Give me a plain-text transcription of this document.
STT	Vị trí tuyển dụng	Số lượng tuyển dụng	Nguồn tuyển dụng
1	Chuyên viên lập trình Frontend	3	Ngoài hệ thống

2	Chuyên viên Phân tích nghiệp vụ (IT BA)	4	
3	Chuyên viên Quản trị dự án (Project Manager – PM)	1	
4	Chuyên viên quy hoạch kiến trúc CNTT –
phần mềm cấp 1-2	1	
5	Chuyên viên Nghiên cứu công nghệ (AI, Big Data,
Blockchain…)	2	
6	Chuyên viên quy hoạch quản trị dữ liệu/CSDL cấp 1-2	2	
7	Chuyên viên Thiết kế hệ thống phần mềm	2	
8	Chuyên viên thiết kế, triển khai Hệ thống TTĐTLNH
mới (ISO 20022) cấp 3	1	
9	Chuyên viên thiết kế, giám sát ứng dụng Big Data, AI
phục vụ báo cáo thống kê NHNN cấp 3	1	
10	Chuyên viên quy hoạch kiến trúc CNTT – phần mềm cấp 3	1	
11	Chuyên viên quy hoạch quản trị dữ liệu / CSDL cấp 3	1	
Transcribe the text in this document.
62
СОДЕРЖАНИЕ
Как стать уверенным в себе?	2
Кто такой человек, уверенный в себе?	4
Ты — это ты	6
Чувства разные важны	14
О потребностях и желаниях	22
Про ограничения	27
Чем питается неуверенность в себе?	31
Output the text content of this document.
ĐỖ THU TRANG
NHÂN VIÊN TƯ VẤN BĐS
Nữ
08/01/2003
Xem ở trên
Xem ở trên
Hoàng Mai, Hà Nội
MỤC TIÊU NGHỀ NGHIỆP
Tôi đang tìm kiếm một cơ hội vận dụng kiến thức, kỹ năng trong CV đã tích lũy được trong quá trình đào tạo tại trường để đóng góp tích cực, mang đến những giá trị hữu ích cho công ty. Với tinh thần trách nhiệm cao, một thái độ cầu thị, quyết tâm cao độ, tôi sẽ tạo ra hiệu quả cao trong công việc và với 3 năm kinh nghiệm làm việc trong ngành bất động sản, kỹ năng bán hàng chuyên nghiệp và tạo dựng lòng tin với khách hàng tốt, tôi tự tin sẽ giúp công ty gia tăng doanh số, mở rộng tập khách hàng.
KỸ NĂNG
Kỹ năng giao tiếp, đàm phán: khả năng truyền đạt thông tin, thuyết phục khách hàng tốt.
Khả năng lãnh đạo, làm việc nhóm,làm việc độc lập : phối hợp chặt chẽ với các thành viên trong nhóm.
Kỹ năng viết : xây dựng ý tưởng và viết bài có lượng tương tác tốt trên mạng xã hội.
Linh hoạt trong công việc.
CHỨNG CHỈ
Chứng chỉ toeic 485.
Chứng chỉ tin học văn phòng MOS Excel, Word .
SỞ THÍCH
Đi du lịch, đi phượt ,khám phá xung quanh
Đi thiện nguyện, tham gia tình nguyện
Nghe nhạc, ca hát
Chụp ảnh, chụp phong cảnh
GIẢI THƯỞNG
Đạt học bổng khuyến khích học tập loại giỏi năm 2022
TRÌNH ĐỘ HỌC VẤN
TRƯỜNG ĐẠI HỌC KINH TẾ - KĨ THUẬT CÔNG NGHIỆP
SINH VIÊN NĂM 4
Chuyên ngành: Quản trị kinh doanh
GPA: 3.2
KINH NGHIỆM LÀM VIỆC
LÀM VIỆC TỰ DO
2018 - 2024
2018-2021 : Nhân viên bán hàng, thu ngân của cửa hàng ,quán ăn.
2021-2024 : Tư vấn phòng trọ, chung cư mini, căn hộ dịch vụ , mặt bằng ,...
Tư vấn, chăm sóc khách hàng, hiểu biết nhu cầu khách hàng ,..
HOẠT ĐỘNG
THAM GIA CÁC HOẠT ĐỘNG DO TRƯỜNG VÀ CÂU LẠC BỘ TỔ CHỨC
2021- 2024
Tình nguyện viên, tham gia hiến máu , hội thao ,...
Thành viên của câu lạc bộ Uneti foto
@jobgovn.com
____________________
- _Exercise directions_
Copy all lines from the material that include "phòng".

- _Solved problem_
Chứng chỉ tin học văn phòng MOS Excel, Word .
2021-2024 : Tư vấn phòng trọ, chung cư mini, căn hộ dịch vụ , mặt bằng ,...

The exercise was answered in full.